__Instructions for the task__. Check every line below for the string "Dashboard", and copy the lines that contain it.

— start —

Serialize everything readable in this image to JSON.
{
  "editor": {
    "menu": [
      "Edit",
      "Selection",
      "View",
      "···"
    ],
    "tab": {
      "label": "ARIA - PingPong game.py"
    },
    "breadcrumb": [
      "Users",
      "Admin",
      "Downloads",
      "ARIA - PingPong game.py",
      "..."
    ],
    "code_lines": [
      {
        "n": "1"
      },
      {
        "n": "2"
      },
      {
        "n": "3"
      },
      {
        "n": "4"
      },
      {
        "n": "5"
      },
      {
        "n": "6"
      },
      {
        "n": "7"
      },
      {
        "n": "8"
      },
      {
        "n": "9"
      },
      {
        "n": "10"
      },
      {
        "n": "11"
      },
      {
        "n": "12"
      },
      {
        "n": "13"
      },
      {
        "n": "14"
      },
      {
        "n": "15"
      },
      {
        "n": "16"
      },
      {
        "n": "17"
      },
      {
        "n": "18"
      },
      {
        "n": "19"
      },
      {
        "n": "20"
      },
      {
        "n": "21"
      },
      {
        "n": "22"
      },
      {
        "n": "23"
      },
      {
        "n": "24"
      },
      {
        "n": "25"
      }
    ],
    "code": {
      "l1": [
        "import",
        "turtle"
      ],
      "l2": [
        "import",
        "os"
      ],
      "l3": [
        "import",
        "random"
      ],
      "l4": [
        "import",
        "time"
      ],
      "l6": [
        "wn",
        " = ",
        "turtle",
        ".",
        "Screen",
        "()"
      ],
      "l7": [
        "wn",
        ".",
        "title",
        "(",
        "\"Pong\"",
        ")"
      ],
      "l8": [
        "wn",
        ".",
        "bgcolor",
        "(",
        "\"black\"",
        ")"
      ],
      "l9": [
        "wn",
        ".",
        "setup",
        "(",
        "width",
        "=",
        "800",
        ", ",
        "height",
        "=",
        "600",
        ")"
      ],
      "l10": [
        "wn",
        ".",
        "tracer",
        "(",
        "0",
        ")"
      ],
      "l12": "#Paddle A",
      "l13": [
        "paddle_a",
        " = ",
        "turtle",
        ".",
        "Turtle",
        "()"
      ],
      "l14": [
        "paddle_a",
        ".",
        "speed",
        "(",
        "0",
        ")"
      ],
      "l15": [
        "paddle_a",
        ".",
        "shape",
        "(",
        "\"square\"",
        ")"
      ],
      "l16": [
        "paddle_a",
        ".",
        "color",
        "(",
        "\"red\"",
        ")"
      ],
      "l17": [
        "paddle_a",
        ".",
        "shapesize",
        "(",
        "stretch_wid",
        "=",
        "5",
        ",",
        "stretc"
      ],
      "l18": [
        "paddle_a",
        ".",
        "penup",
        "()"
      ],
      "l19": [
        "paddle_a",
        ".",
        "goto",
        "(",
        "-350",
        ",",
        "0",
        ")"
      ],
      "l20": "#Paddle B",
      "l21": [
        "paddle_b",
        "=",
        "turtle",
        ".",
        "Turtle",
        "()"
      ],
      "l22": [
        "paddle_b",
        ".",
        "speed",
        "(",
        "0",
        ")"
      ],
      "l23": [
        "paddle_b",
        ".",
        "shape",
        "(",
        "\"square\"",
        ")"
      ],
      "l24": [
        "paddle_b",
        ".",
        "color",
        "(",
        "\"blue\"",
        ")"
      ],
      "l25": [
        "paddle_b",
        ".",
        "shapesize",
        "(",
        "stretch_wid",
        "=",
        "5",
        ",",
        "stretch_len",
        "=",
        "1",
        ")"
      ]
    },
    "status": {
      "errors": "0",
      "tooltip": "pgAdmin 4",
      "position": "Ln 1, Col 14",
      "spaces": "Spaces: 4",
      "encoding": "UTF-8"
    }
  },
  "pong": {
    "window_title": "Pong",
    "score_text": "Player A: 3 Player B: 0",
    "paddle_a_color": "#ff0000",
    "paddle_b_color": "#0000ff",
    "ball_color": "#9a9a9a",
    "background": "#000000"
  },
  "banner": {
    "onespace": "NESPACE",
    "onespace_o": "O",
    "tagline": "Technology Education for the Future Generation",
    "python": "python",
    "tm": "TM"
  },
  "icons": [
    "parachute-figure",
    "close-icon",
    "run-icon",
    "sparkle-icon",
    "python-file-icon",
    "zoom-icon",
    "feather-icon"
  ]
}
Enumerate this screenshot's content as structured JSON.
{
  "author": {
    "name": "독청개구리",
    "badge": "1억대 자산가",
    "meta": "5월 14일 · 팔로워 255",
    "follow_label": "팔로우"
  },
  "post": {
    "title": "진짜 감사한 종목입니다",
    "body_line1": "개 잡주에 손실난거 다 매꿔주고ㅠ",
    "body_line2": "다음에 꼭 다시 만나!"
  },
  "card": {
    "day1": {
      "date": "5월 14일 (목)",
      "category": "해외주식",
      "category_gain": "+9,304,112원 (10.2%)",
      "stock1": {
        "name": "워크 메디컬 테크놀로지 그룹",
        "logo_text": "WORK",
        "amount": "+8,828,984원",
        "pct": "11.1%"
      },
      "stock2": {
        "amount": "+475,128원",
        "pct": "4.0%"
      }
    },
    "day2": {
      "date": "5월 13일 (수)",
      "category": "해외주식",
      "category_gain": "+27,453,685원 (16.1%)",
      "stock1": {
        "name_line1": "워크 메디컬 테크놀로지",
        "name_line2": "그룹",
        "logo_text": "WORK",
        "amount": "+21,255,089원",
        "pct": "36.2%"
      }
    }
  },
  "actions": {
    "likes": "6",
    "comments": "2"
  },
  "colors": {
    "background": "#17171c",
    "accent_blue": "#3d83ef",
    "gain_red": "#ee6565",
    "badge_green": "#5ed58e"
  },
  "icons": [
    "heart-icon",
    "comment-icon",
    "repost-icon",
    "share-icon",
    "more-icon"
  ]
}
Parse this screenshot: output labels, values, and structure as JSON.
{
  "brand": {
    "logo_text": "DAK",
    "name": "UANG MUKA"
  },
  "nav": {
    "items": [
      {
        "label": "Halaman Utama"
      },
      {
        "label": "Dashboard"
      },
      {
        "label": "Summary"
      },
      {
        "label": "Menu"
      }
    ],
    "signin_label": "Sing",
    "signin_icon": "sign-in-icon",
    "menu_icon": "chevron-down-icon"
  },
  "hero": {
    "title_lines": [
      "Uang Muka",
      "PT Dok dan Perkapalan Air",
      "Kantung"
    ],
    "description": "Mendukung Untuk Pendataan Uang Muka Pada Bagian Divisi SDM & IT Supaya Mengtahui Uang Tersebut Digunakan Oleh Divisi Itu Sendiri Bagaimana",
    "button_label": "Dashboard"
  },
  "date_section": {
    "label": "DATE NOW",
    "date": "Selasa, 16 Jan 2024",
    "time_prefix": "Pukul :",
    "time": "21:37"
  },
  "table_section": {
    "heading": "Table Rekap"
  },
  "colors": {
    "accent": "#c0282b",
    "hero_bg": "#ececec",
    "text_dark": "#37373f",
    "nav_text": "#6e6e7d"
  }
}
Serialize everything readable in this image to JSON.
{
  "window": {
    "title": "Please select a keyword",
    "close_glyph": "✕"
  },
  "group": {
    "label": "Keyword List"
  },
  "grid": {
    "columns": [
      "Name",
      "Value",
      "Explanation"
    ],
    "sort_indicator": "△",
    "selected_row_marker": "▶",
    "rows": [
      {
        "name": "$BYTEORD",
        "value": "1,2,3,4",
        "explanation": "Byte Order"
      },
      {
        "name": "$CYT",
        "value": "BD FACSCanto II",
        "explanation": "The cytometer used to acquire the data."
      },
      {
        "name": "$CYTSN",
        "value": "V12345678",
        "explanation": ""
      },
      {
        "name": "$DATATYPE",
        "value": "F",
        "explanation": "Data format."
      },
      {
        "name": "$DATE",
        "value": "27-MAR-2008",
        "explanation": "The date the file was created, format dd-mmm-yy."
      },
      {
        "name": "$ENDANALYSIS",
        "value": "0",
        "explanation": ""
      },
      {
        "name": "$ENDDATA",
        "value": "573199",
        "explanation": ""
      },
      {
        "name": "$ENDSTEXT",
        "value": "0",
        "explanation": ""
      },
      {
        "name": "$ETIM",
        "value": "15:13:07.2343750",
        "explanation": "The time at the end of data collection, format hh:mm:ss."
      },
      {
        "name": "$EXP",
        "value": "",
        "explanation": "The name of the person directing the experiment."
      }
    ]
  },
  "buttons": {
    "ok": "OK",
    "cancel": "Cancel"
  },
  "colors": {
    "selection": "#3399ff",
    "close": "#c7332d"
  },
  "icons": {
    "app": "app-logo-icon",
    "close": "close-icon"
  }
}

— end —

__Result for this task__.
        "label": "Dashboard"
    "button_label": "Dashboard"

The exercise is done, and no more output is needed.